> **Exercise description**
Go through the material below and report how many lines contain "this". Give only the number.

● ● ●

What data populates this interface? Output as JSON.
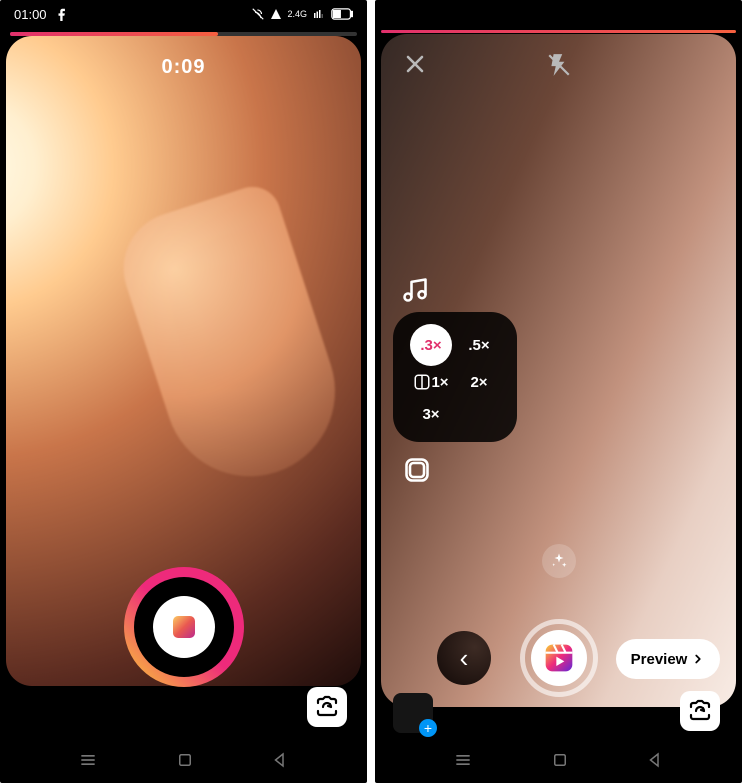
{
  "left": {
    "status": {
      "time": "01:00",
      "app_icon": "facebook"
    },
    "timer": "0:09",
    "record_button": "recording",
    "flip_camera": "flip",
    "progress_pct": 60
  },
  "right": {
    "close": "close",
    "flash": "flash-off",
    "music": "music",
    "speed": {
      "options": [
        ".3×",
        ".5×",
        "1×",
        "2×",
        "3×"
      ],
      "selected": ".3×"
    },
    "layout": "layout",
    "sparkle": "effects",
    "last_clip_arrow": "‹",
    "reels_button": "reels",
    "preview": "Preview",
    "add_clip_plus": "+",
    "flip_camera": "flip"
  },
  "nav": {
    "recents": "recents",
    "home": "home",
    "back": "back"
  }
}
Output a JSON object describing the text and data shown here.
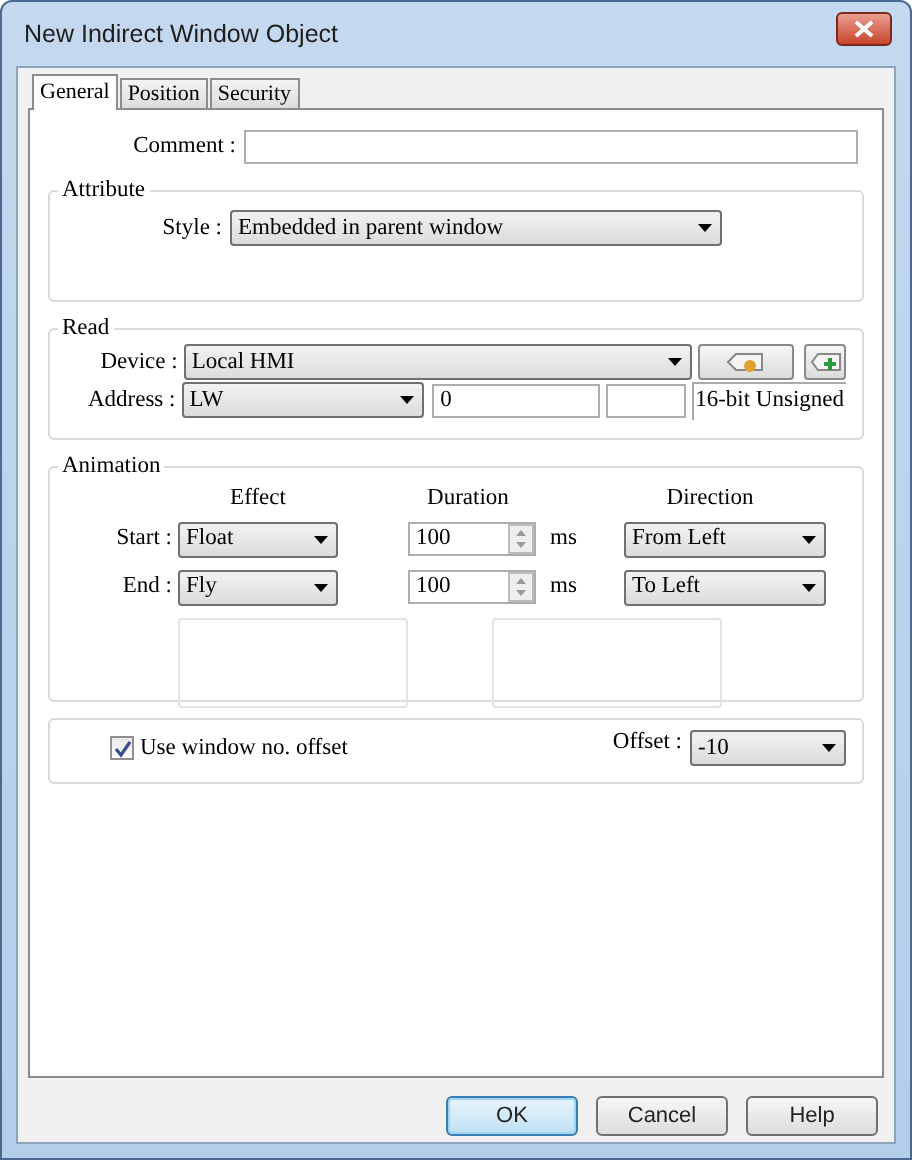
{
  "window": {
    "title": "New Indirect Window Object"
  },
  "tabs": [
    {
      "label": "General",
      "selected": true
    },
    {
      "label": "Position",
      "selected": false
    },
    {
      "label": "Security",
      "selected": false
    }
  ],
  "comment": {
    "label": "Comment :"
  },
  "attribute": {
    "title": "Attribute",
    "style_label": "Style :",
    "style_value": "Embedded in parent window"
  },
  "read": {
    "title": "Read",
    "device_label": "Device :",
    "device_value": "Local HMI",
    "address_label": "Address :",
    "address_type": "LW",
    "address_value": "0",
    "data_format": "16-bit Unsigned"
  },
  "animation": {
    "title": "Animation",
    "columns": [
      "Effect",
      "Duration",
      "Direction"
    ],
    "rows": [
      {
        "label": "Start :",
        "effect": "Float",
        "duration": "100",
        "unit": "ms",
        "direction": "From Left"
      },
      {
        "label": "End :",
        "effect": "Fly",
        "duration": "100",
        "unit": "ms",
        "direction": "To Left"
      }
    ]
  },
  "offset": {
    "checkbox_label": "Use window no. offset",
    "checked": true,
    "offset_label": "Offset :",
    "offset_value": "-10"
  },
  "buttons": [
    {
      "label": "OK",
      "default": true
    },
    {
      "label": "Cancel",
      "default": false
    },
    {
      "label": "Help",
      "default": false
    }
  ]
}
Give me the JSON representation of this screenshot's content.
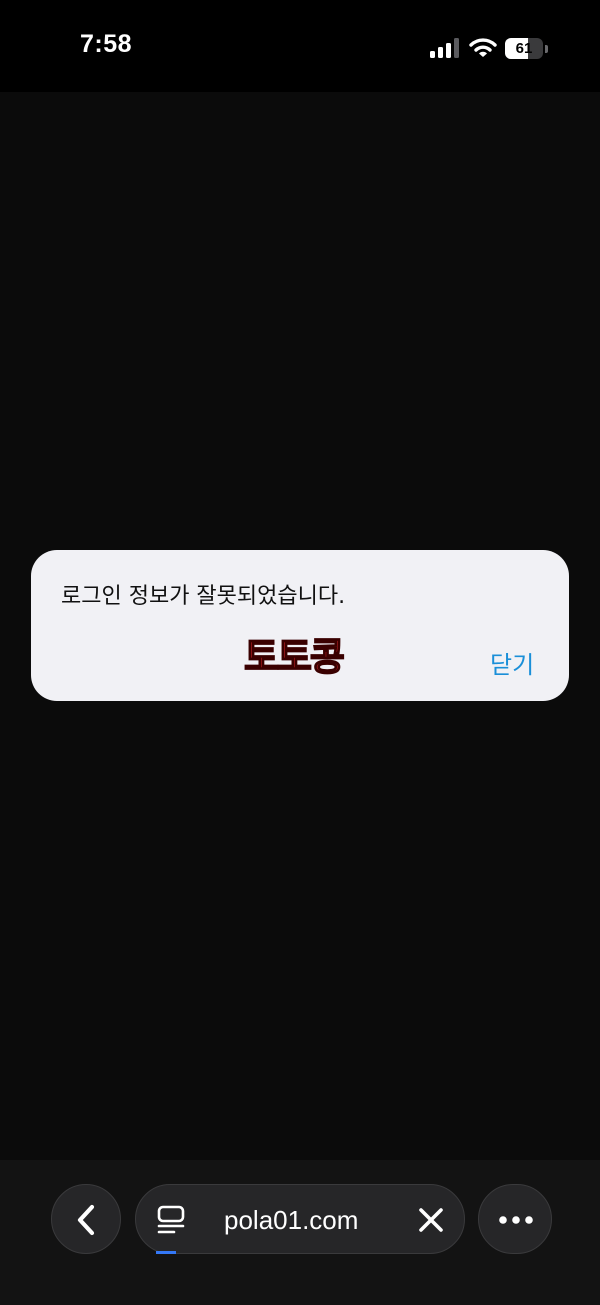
{
  "status_bar": {
    "time": "7:58",
    "battery_level": "61",
    "battery_fraction": 0.61,
    "icons": [
      "signal-icon",
      "wifi-icon",
      "battery-icon"
    ]
  },
  "alert": {
    "message": "로그인 정보가 잘못되었습니다.",
    "watermark": "토토콩",
    "close_label": "닫기",
    "accent_color": "#1a8fd8"
  },
  "toolbar": {
    "address": "pola01.com",
    "load_progress": 0.07,
    "icons": [
      "back-chevron-icon",
      "tabs-icon",
      "clear-icon",
      "more-icon"
    ]
  }
}
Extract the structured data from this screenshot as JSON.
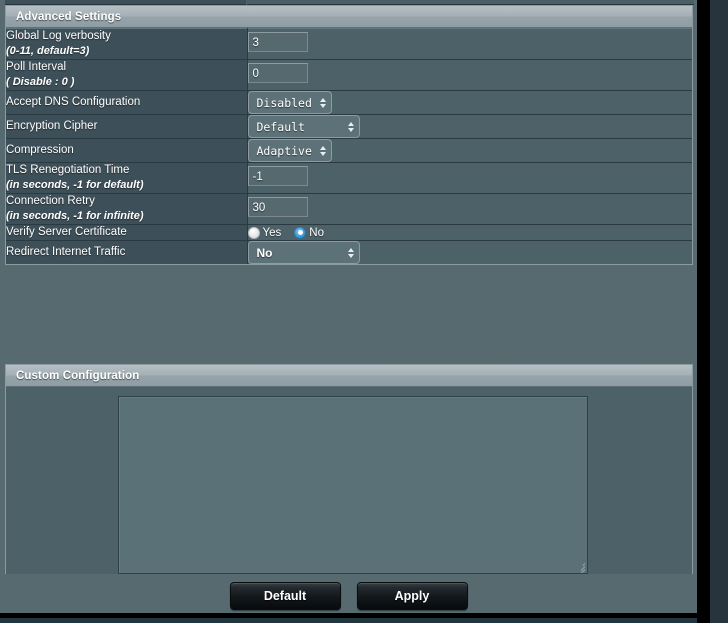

● ● ●

> **Written solution**
3